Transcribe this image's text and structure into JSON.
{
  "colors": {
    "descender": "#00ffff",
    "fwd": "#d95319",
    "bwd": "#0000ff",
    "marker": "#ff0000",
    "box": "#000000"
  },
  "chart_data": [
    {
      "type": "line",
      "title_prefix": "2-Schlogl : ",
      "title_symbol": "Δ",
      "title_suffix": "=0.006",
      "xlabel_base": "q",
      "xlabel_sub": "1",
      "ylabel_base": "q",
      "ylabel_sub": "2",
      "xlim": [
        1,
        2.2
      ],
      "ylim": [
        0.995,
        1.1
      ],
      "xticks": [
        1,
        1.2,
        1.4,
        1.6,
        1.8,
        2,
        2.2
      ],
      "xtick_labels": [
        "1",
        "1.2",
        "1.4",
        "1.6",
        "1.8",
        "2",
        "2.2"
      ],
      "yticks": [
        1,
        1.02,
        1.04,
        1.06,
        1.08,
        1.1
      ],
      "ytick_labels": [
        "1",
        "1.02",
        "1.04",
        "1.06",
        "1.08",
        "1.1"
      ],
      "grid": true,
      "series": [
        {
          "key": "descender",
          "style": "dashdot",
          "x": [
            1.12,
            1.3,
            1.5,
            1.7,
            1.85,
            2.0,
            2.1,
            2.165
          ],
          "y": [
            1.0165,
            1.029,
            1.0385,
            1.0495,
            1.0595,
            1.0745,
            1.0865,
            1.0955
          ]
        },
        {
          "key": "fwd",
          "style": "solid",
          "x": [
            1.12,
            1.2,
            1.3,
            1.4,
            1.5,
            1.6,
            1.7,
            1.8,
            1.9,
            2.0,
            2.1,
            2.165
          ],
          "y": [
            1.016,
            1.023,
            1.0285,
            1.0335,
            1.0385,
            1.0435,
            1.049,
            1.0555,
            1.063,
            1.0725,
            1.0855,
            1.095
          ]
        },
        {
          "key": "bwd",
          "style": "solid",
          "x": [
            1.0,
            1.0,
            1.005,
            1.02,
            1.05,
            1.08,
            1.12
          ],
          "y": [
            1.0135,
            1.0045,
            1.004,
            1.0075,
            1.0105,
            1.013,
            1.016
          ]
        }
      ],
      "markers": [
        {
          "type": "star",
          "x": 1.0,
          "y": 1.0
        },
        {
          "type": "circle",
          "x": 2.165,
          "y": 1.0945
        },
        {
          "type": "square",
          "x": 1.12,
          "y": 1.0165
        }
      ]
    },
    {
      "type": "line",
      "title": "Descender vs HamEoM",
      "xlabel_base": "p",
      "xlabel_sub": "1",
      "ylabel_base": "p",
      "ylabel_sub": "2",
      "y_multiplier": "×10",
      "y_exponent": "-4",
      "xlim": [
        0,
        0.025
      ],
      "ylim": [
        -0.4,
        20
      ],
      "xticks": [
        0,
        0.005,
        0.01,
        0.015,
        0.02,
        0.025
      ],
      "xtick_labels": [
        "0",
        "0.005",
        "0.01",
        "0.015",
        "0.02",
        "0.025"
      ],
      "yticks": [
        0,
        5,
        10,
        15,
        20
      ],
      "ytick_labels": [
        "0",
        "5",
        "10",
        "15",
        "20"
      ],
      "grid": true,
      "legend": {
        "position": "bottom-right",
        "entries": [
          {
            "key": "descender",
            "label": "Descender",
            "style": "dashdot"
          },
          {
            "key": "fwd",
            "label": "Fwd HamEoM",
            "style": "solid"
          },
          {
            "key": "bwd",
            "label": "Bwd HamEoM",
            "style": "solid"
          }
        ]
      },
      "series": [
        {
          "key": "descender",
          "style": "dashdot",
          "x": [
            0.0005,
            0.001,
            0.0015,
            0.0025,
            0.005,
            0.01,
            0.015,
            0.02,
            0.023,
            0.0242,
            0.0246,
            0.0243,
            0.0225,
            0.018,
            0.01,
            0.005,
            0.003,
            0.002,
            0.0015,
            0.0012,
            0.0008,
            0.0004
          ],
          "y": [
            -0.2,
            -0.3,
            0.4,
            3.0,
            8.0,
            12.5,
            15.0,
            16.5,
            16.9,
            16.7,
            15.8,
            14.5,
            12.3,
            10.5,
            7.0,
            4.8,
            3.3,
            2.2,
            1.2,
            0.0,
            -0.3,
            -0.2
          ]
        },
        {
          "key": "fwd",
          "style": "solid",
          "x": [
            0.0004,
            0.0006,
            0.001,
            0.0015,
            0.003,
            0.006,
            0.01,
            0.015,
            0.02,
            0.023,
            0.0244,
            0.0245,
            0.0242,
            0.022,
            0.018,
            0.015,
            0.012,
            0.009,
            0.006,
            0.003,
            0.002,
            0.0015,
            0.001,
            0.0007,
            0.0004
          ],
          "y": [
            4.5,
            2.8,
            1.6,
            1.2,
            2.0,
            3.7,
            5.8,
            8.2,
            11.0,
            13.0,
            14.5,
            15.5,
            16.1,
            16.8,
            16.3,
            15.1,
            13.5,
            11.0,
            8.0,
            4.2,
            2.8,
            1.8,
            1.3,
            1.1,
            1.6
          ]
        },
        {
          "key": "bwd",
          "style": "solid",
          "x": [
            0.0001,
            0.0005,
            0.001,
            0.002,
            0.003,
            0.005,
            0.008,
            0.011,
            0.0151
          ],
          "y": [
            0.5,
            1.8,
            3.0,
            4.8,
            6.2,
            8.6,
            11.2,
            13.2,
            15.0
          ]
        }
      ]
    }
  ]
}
•••
**Exercise brief**.
Where a line of the data holds "type", show that line.

**Solution for this task**.
      "type": "line",
          "type": "star",
          "type": "circle",
          "type": "square",
      "type": "line",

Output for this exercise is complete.